» **Problem to work on**: Find the word "value" in the material below and gather every line that contains it.
* start Extracted information *
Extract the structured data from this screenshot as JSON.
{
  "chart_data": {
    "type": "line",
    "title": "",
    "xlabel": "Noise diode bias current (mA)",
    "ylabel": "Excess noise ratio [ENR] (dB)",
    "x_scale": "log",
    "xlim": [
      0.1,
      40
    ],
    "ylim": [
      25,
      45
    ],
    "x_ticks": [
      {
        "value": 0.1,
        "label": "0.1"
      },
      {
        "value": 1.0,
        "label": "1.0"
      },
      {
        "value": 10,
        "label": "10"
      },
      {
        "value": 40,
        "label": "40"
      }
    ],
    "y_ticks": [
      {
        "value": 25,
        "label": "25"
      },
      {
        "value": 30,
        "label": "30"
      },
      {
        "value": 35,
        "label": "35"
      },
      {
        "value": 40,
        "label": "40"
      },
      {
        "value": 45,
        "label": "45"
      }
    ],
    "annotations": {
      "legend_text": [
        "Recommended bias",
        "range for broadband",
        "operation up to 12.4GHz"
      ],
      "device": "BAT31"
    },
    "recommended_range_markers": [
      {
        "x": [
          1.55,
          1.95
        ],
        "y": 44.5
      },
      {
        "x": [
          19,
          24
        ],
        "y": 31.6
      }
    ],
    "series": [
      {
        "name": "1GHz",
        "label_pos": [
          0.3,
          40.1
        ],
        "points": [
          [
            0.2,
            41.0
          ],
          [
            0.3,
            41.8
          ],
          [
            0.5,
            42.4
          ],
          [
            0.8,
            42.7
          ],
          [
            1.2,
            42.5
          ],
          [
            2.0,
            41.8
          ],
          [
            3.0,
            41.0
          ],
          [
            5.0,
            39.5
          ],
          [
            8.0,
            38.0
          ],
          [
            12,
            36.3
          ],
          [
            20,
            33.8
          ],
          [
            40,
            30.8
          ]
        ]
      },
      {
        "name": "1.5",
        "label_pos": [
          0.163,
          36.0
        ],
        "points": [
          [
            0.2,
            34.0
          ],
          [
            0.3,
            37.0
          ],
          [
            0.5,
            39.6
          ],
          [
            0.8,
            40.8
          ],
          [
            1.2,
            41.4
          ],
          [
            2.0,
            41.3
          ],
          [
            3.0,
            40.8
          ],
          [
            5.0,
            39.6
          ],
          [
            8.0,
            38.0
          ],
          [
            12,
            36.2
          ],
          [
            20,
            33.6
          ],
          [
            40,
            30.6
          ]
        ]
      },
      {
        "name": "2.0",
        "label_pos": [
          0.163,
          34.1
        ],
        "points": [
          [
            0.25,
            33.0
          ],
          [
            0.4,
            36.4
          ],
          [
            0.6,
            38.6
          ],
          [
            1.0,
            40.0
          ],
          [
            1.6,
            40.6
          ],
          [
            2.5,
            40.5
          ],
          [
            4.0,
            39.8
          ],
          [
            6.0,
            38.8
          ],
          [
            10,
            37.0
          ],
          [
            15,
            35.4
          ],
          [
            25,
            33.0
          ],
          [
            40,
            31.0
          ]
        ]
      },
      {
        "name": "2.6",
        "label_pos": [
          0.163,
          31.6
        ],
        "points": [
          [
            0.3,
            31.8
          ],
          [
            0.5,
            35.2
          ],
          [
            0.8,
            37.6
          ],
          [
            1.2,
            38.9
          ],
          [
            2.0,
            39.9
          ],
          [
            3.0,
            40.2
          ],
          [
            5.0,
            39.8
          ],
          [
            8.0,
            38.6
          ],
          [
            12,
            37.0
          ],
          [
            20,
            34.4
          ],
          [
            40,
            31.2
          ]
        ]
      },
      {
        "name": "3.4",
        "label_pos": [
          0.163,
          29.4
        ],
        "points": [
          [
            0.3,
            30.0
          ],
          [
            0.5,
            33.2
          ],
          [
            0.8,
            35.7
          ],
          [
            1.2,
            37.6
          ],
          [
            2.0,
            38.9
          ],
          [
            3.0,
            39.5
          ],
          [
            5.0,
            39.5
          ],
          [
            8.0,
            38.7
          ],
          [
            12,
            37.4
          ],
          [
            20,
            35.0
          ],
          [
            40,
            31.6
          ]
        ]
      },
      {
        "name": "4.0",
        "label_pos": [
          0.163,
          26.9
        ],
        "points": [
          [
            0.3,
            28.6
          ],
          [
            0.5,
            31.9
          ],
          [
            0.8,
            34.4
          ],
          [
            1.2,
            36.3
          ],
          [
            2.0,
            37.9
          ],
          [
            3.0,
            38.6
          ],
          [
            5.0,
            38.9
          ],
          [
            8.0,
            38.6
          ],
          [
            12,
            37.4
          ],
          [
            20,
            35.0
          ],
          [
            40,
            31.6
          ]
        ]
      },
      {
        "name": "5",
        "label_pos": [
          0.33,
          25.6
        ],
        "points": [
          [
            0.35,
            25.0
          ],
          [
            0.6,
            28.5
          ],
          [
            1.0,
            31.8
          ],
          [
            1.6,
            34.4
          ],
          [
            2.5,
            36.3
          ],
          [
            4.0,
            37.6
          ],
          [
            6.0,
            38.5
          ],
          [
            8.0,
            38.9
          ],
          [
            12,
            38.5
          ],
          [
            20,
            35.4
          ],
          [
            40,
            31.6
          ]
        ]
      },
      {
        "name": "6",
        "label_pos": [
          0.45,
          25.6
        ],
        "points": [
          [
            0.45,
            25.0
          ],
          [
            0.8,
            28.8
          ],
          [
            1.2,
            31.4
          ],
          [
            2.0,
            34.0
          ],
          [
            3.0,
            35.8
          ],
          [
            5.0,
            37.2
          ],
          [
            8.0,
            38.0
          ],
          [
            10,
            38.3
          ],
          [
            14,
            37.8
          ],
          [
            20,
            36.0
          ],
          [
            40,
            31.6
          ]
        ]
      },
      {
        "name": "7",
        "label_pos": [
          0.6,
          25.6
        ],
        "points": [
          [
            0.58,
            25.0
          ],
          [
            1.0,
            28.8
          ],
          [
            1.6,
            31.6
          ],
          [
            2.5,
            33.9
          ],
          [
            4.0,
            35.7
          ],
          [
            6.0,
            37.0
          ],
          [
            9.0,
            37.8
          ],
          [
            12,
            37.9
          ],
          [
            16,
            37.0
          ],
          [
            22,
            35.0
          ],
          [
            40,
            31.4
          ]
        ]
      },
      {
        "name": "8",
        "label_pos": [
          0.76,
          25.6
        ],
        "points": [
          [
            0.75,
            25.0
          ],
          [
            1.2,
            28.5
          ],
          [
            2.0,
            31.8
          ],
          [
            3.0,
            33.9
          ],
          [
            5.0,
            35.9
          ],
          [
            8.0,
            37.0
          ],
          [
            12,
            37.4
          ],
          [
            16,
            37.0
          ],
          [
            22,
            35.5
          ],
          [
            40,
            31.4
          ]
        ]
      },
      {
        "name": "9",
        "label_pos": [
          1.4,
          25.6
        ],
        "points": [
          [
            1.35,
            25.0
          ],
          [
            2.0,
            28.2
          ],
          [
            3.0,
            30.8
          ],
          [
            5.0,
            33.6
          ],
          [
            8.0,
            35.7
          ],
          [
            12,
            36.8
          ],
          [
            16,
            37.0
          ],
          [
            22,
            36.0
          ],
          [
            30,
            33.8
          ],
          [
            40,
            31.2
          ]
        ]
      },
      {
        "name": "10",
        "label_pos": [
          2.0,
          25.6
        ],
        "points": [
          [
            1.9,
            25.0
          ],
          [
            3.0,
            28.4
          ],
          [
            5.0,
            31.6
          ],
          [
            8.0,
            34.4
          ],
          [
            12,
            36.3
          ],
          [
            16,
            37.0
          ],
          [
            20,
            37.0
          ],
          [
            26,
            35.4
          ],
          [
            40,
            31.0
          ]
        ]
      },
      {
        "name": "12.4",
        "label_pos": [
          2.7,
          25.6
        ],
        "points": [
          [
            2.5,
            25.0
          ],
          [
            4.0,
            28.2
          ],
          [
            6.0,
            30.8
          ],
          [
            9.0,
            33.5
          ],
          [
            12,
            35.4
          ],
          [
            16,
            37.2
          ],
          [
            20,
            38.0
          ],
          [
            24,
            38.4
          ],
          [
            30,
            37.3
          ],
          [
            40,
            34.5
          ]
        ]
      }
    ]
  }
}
* end Extracted information *
» **Final result**:
        "value": 0.1,
        "value": 1.0,
        "value": 10,
        "value": 40,
        "value": 25,
        "value": 30,
        "value": 35,
        "value": 40,
        "value": 45,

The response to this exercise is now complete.